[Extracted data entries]
####
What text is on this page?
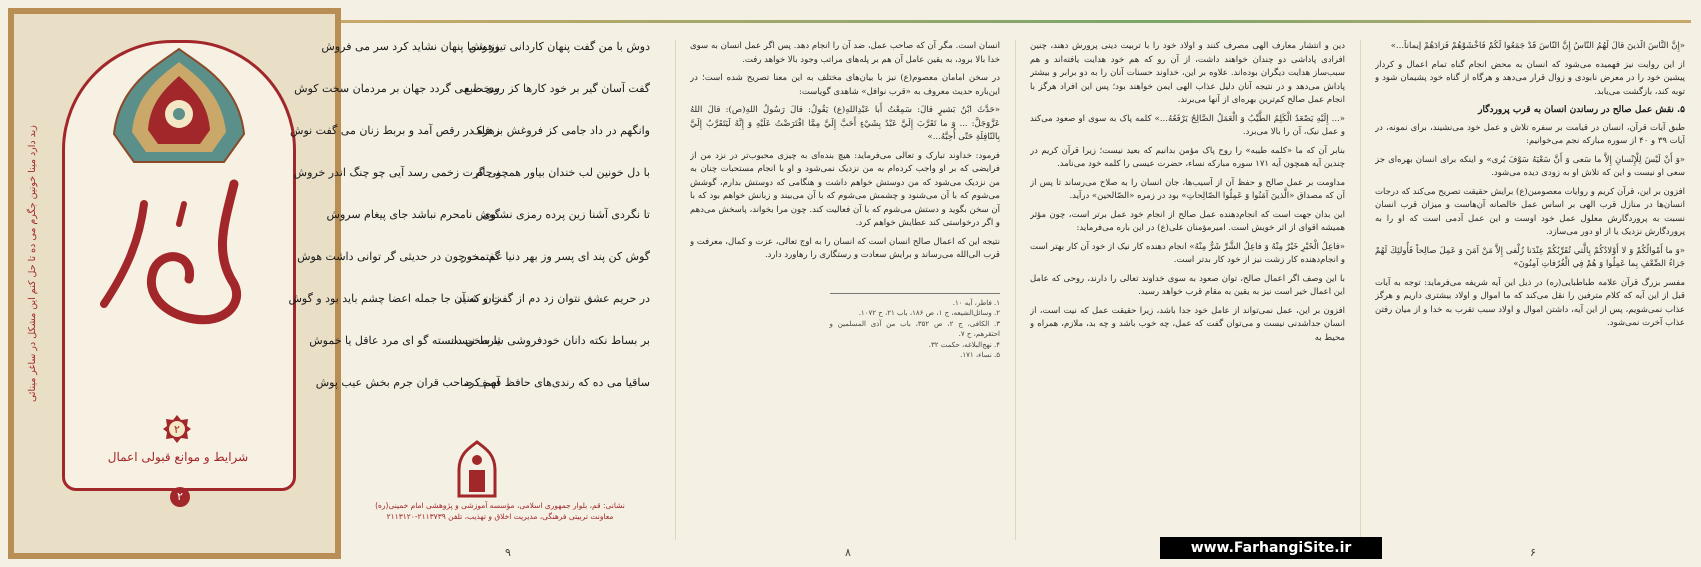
زبد دارد مینا خونین جگرم می ده تا حل کنم این مشکل در ساغر مینائی
۲
شرایط و موانع قبولی اعمال
۲
دوش با من گفت پنهان کاردانی تیزهوش
وز شما پنهان نشاید کرد سر می فروش
گفت آسان گیر بر خود کارها کز روی طبع
سخت می گردد جهان بر مردمان سخت کوش
وانگهم در داد جامی کز فروغش بر فلک
زهره در رقص آمد و بربط زنان می گفت نوش
با دل خونین لب خندان بیاور همچو جام
نی گرت زخمی رسد آیی چو چنگ اندر خروش
تا نگردی آشنا زین پرده رمزی نشنوی
گوش نامحرم نباشد جای پیغام سروش
گوش کن پند ای پسر وز بهر دنیا غم مخور
گفتمت چون در حدیثی گر توانی داشت هوش
در حریم عشق نتوان زد دم از گفت و شنید
زان که آن جا جمله اعضا چشم باید بود و گوش
بر بساط نکته دانان خودفروشی شرط نیست
یا سخن دانسته گو ای مرد عاقل یا خموش
ساقیا می ده که رندی‌های حافظ فهم کرد
آصف صاحب قران جرم بخش عیب پوش
نشانی: قم، بلوار جمهوری اسلامی، مؤسسه آموزشی و پژوهشی امام خمینی(ره)
معاونت تربیتی فرهنگی، مدیریت اخلاق و تهذیب، تلفن ۲۱۱۳۷۳۹-۲۱۱۳۱۲۰

انسان است. مگر آن که صاحب عمل، ضد آن را انجام دهد. پس اگر عمل انسان به سوی خدا بالا برود، به یقین عامل آن هم بر پله‌های مراتب وجود بالا خواهد رفت.

در سخن امامان معصوم(ع) نیز با بیان‌های مختلف به این معنا تصریح شده است؛ در این‌باره حدیث معروف به «قرب نوافل» شاهدی گویاست:

«حَدَّثَ ابْنُ بَشيرٍ قالَ: سَمِعْتُ أَبا عَبْدِاللهِ(ع) يَقُولُ: قالَ رَسُولُ اللهِ(ص): قالَ اللهُ عَزَّوَجَلَّ: ... وَ ما تَقَرَّبَ إِلَيَّ عَبْدٌ بِشَيْءٍ أَحَبَّ إِلَيَّ مِمَّا افْتَرَضْتُ عَلَيْهِ وَ إِنَّهُ لَيَتَقَرَّبُ إِلَيَّ بِالنّافِلَةِ حَتّى أُحِبَّهُ...»

فرمود: خداوند تبارک و تعالی می‌فرماید: هیچ بنده‌ای به چیزی محبوب‌تر در نزد من از فرایضی که بر او واجب کرده‌ام به من نزدیک نمی‌شود و او با انجام مستحبات چنان به من نزدیک می‌شود که من دوستش خواهم داشت و هنگامی که دوستش بدارم، گوشش می‌شوم که با آن می‌شنود و چشمش می‌شوم که با آن می‌بیند و زبانش خواهم بود که با آن سخن بگوید و دستش می‌شوم که با آن فعالیت کند. چون مرا بخواند، پاسخش می‌دهم و اگر درخواستی کند عطایش خواهم کرد.

نتیجه این که اعمال صالح انسان است که انسان را به اوج تعالی، عزت و کمال، معرفت و قرب الی‌الله می‌رساند و برایش سعادت و رستگاری را رهاورد دارد.

۱. فاطر، آیه ۱۰.
۲. وسائل‌الشیعه، ج ۱، ص ۱۸۶، باب ۲۱، ح ۱۰۷۲.
۳. الکافی، ج ۲، ص ۳۵۲، باب من آذى المسلمین و احتقرهم، ح ۷.
۴. نهج‌البلاغه، حکمت ۳۲.
۵. نساء، ۱۷۱.

دین و انتشار معارف الهی مصرف کنند و اولاد خود را با تربیت دینی پرورش دهند، چنین افرادی پاداشی دو چندان خواهند داشت، از آن رو که هم خود هدایت یافته‌اند و هم سبب‌ساز هدایت دیگران بوده‌اند. علاوه بر این، خداوند حسنات آنان را به دو برابر و بیشتر پاداش می‌دهد و در نتیجه آنان دلیل عذاب الهی ایمن خواهند بود؛ پس این افراد هرگز با انجام عمل صالح کم‌ترین بهره‌ای از آنها می‌برند.

«... إِلَيْهِ يَصْعَدُ الْكَلِمُ الطَّيِّبُ وَ الْعَمَلُ الصَّالِحُ يَرْفَعُهُ...» کلمه پاک به سوی او صعود می‌کند و عمل نیک، آن را بالا می‌برد.

بنابر آن که ما «کلمه طیبه» را روح پاک مؤمن بدانیم که بعید نیست؛ زیرا قرآن کریم در چندین آیه همچون آیه ۱۷۱ سوره مبارکه نساء، حضرت عیسی را کلمه خود می‌نامد.

مداومت بر عمل صالح و حفظ آن از آسیب‌ها، جان انسان را به صلاح می‌رساند تا پس از آن که مصداق «الَّذينَ آمَنُوا وَ عَمِلُوا الصّالِحاتِ» بود در زمره «الصّالحین» درآید.

این بدان جهت است که انجام‌دهنده عمل صالح از انجام خود عمل برتر است، چون مؤثر همیشه اقوای از اثر خویش است. امیرمؤمنان علی(ع) در این باره می‌فرماید:

«فاعِلُ الْخَيْرِ خَيْرٌ مِنْهُ وَ فاعِلُ الشَّرِّ شَرٌّ مِنْهُ» انجام دهنده کار نیک از خود آن کار بهتر است و انجام‌دهنده کار زشت نیز از خود کار بدتر است.

با این وصف اگر اعمال صالح، توان صعود به سوی خداوند تعالی را دارند، روحی که عامل این اعمال خیر است نیز به یقین به مقام قرب خواهد رسید.

افزون بر این، عمل نمی‌تواند از عامل خود جدا باشد، زیرا حقیقت عمل که نیت است، از انسان جداشدنی نیست و می‌توان گفت که عمل، چه خوب باشد و چه بد، ملازم، همراه و محیط به

«إِنَّ النَّاسَ الَّذينَ قالَ لَهُمُ النّاسُ إِنَّ النّاسَ قَدْ جَمَعُوا لَكُمْ فَاخْشَوْهُمْ فَزادَهُمْ إيماناً...»

از این روایت نیز فهمیده می‌شود که انسان به محض انجام گناه تمام اعمال و کردار پیشین خود را در معرض نابودی و زوال قرار می‌دهد و هرگاه از گناه خود پشیمان شود و توبه کند، بازگشت می‌یابد.

۵. نقش عمل صالح در رساندن انسان به قرب پروردگار

طبق آیات قرآن، انسان در قیامت بر سفره تلاش و عمل خود می‌نشیند، برای نمونه، در آیات ۳۹ و ۴۰ از سوره مبارکه نجم می‌خوانیم:

«وَ أَنْ لَيْسَ لِلْإِنْسانِ إِلاَّ ما سَعى وَ أَنَّ سَعْيَهُ سَوْفَ يُرى» و اینکه برای انسان بهره‌ای جز سعی او نیست و این که تلاش او به زودی دیده می‌شود.

افزون بر این، قرآن کریم و روایات معصومین(ع) برایش حقیقت تصریح می‌کند که درجات انسان‌ها در منازل قرب الهی بر اساس عمل خالصانه آن‌هاست و میزان قرب انسان نسبت به پروردگارش معلول عمل خود اوست و این عمل آدمی است که او را به پروردگارش نزدیک یا از او دور می‌سازد.

«وَ ما أَمْوالُكُمْ وَ لا أَوْلادُكُمْ بِالَّتي تُقَرِّبُكُمْ عِنْدَنا زُلْفى إِلاَّ مَنْ آمَنَ وَ عَمِلَ صالِحاً فَأُولئِكَ لَهُمْ جَزاءُ الضِّعْفِ بِما عَمِلُوا وَ هُمْ فِي الْغُرُفاتِ آمِنُونَ»

مفسر بزرگ قرآن علامه طباطبایی(ره) در ذیل این آیه شریفه می‌فرماید: توجه به آیات قبل از این آیه که کلام مترفین را نقل می‌کند که ما اموال و اولاد بیشتری داریم و هرگز عذاب نمی‌شویم، پس از این آیه، داشتن اموال و اولاد سبب تقرب به خدا و از میان رفتن عذاب آخرت نمی‌شود.

۹	۸	۶
www.FarhangiSite.ir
####
#### WRITTEN EXERCISE:
Pick out every line with the string "نزدیک" and copy it.

#### RESPONSE TO THIS EXERCISE:
فرمود: خداوند تبارک و تعالی می‌فرماید: هیچ بنده‌ای به چیزی محبوب‌تر در نزد من از فرایضی که بر او واجب کرده‌ام به من نزدیک نمی‌شود و او با انجام مستحبات چنان به من نزدیک می‌شود که من دوستش خواهم داشت و هنگامی که دوستش بدارم، گوشش می‌شوم که با آن می‌شنود و چشمش می‌شوم که با آن می‌بیند و زبانش خواهم بود که با آن سخن بگوید و دستش می‌شوم که با آن فعالیت کند. چون مرا بخواند، پاسخش می‌دهم و اگر درخواستی کند عطایش خواهم کرد.
افزون بر این، قرآن کریم و روایات معصومین(ع) برایش حقیقت تصریح می‌کند که درجات انسان‌ها در منازل قرب الهی بر اساس عمل خالصانه آن‌هاست و میزان قرب انسان نسبت به پروردگارش معلول عمل خود اوست و این عمل آدمی است که او را به پروردگارش نزدیک یا از او دور می‌سازد.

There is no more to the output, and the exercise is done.